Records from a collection
*-*-*

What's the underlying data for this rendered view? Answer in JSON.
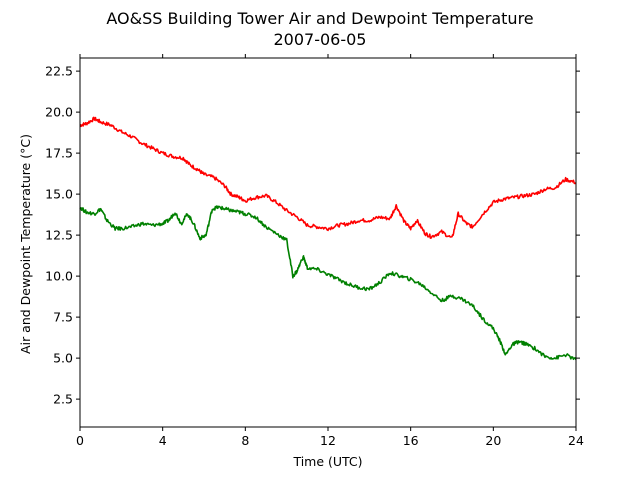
{
  "chart_data": {
    "type": "line",
    "title": "AO&SS Building Tower Air and Dewpoint Temperature",
    "subtitle": "2007-06-05",
    "xlabel": "Time (UTC)",
    "ylabel": "Air and Dewpoint Temperature (°C)",
    "xlim": [
      0,
      24
    ],
    "ylim": [
      0.8,
      23.3
    ],
    "xticks": [
      0,
      4,
      8,
      12,
      16,
      20,
      24
    ],
    "xtick_labels": [
      "0",
      "4",
      "8",
      "12",
      "16",
      "20",
      "24"
    ],
    "yticks": [
      2.5,
      5.0,
      7.5,
      10.0,
      12.5,
      15.0,
      17.5,
      20.0,
      22.5
    ],
    "ytick_labels": [
      "2.5",
      "5.0",
      "7.5",
      "10.0",
      "12.5",
      "15.0",
      "17.5",
      "20.0",
      "22.5"
    ],
    "grid": false,
    "series": [
      {
        "color": "#ff0000",
        "x": [
          0,
          0.3,
          0.7,
          1.0,
          1.5,
          2.0,
          2.5,
          3.0,
          3.5,
          4.0,
          4.5,
          5.0,
          5.3,
          5.7,
          6.0,
          6.5,
          7.0,
          7.3,
          7.7,
          8.0,
          8.5,
          9.0,
          9.5,
          10.0,
          10.5,
          11.0,
          11.5,
          12.0,
          12.5,
          13.0,
          13.5,
          14.0,
          14.5,
          15.0,
          15.3,
          15.7,
          16.0,
          16.3,
          16.7,
          17.0,
          17.5,
          18.0,
          18.3,
          18.7,
          19.0,
          19.5,
          20.0,
          20.5,
          21.0,
          21.5,
          22.0,
          22.5,
          23.0,
          23.5,
          24.0
        ],
        "values": [
          19.2,
          19.3,
          19.6,
          19.4,
          19.2,
          18.8,
          18.5,
          18.1,
          17.8,
          17.5,
          17.3,
          17.2,
          16.8,
          16.5,
          16.2,
          16.0,
          15.5,
          15.0,
          14.8,
          14.6,
          14.8,
          14.9,
          14.5,
          14.0,
          13.6,
          13.1,
          13.0,
          12.9,
          13.1,
          13.2,
          13.4,
          13.4,
          13.6,
          13.5,
          14.3,
          13.3,
          12.9,
          13.4,
          12.6,
          12.4,
          12.7,
          12.3,
          13.8,
          13.2,
          13.0,
          13.8,
          14.5,
          14.7,
          14.8,
          14.9,
          15.0,
          15.3,
          15.4,
          15.9,
          15.7
        ]
      },
      {
        "color": "#008000",
        "x": [
          0,
          0.3,
          0.7,
          1.0,
          1.3,
          1.7,
          2.0,
          2.5,
          3.0,
          3.5,
          4.0,
          4.3,
          4.6,
          4.9,
          5.2,
          5.5,
          5.8,
          6.1,
          6.4,
          6.7,
          7.0,
          7.3,
          7.7,
          8.0,
          8.5,
          9.0,
          9.5,
          10.0,
          10.3,
          10.5,
          10.8,
          11.0,
          11.5,
          12.0,
          12.5,
          13.0,
          13.5,
          14.0,
          14.5,
          15.0,
          15.5,
          16.0,
          16.5,
          17.0,
          17.5,
          18.0,
          18.5,
          19.0,
          19.5,
          20.0,
          20.3,
          20.6,
          20.9,
          21.2,
          21.5,
          22.0,
          22.5,
          23.0,
          23.5,
          24.0
        ],
        "values": [
          14.2,
          13.9,
          13.8,
          14.1,
          13.4,
          12.9,
          12.9,
          13.0,
          13.2,
          13.1,
          13.2,
          13.4,
          13.9,
          13.2,
          13.8,
          13.2,
          12.3,
          12.5,
          14.1,
          14.2,
          14.1,
          14.0,
          13.9,
          13.8,
          13.6,
          13.0,
          12.6,
          12.2,
          10.0,
          10.3,
          11.2,
          10.5,
          10.4,
          10.1,
          9.8,
          9.5,
          9.3,
          9.2,
          9.6,
          10.2,
          10.0,
          9.8,
          9.5,
          9.0,
          8.5,
          8.8,
          8.6,
          8.2,
          7.4,
          6.8,
          6.1,
          5.2,
          5.8,
          6.0,
          5.9,
          5.6,
          5.1,
          5.0,
          5.2,
          4.9
        ]
      }
    ]
  }
}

*-*-*

DIRECTIONS: Without the pictures, reproduce every line of the records above exactly.

EXERCISE RESPONSE:
What's the underlying data for this rendered view? Answer in JSON.
{
  "chart_data": {
    "type": "line",
    "title": "AO&SS Building Tower Air and Dewpoint Temperature",
    "subtitle": "2007-06-05",
    "xlabel": "Time (UTC)",
    "ylabel": "Air and Dewpoint Temperature (°C)",
    "xlim": [
      0,
      24
    ],
    "ylim": [
      0.8,
      23.3
    ],
    "xticks": [
      0,
      4,
      8,
      12,
      16,
      20,
      24
    ],
    "xtick_labels": [
      "0",
      "4",
      "8",
      "12",
      "16",
      "20",
      "24"
    ],
    "yticks": [
      2.5,
      5.0,
      7.5,
      10.0,
      12.5,
      15.0,
      17.5,
      20.0,
      22.5
    ],
    "ytick_labels": [
      "2.5",
      "5.0",
      "7.5",
      "10.0",
      "12.5",
      "15.0",
      "17.5",
      "20.0",
      "22.5"
    ],
    "grid": false,
    "series": [
      {
        "color": "#ff0000",
        "x": [
          0,
          0.3,
          0.7,
          1.0,
          1.5,
          2.0,
          2.5,
          3.0,
          3.5,
          4.0,
          4.5,
          5.0,
          5.3,
          5.7,
          6.0,
          6.5,
          7.0,
          7.3,
          7.7,
          8.0,
          8.5,
          9.0,
          9.5,
          10.0,
          10.5,
          11.0,
          11.5,
          12.0,
          12.5,
          13.0,
          13.5,
          14.0,
          14.5,
          15.0,
          15.3,
          15.7,
          16.0,
          16.3,
          16.7,
          17.0,
          17.5,
          18.0,
          18.3,
          18.7,
          19.0,
          19.5,
          20.0,
          20.5,
          21.0,
          21.5,
          22.0,
          22.5,
          23.0,
          23.5,
          24.0
        ],
        "values": [
          19.2,
          19.3,
          19.6,
          19.4,
          19.2,
          18.8,
          18.5,
          18.1,
          17.8,
          17.5,
          17.3,
          17.2,
          16.8,
          16.5,
          16.2,
          16.0,
          15.5,
          15.0,
          14.8,
          14.6,
          14.8,
          14.9,
          14.5,
          14.0,
          13.6,
          13.1,
          13.0,
          12.9,
          13.1,
          13.2,
          13.4,
          13.4,
          13.6,
          13.5,
          14.3,
          13.3,
          12.9,
          13.4,
          12.6,
          12.4,
          12.7,
          12.3,
          13.8,
          13.2,
          13.0,
          13.8,
          14.5,
          14.7,
          14.8,
          14.9,
          15.0,
          15.3,
          15.4,
          15.9,
          15.7
        ]
      },
      {
        "color": "#008000",
        "x": [
          0,
          0.3,
          0.7,
          1.0,
          1.3,
          1.7,
          2.0,
          2.5,
          3.0,
          3.5,
          4.0,
          4.3,
          4.6,
          4.9,
          5.2,
          5.5,
          5.8,
          6.1,
          6.4,
          6.7,
          7.0,
          7.3,
          7.7,
          8.0,
          8.5,
          9.0,
          9.5,
          10.0,
          10.3,
          10.5,
          10.8,
          11.0,
          11.5,
          12.0,
          12.5,
          13.0,
          13.5,
          14.0,
          14.5,
          15.0,
          15.5,
          16.0,
          16.5,
          17.0,
          17.5,
          18.0,
          18.5,
          19.0,
          19.5,
          20.0,
          20.3,
          20.6,
          20.9,
          21.2,
          21.5,
          22.0,
          22.5,
          23.0,
          23.5,
          24.0
        ],
        "values": [
          14.2,
          13.9,
          13.8,
          14.1,
          13.4,
          12.9,
          12.9,
          13.0,
          13.2,
          13.1,
          13.2,
          13.4,
          13.9,
          13.2,
          13.8,
          13.2,
          12.3,
          12.5,
          14.1,
          14.2,
          14.1,
          14.0,
          13.9,
          13.8,
          13.6,
          13.0,
          12.6,
          12.2,
          10.0,
          10.3,
          11.2,
          10.5,
          10.4,
          10.1,
          9.8,
          9.5,
          9.3,
          9.2,
          9.6,
          10.2,
          10.0,
          9.8,
          9.5,
          9.0,
          8.5,
          8.8,
          8.6,
          8.2,
          7.4,
          6.8,
          6.1,
          5.2,
          5.8,
          6.0,
          5.9,
          5.6,
          5.1,
          5.0,
          5.2,
          4.9
        ]
      }
    ]
  }
}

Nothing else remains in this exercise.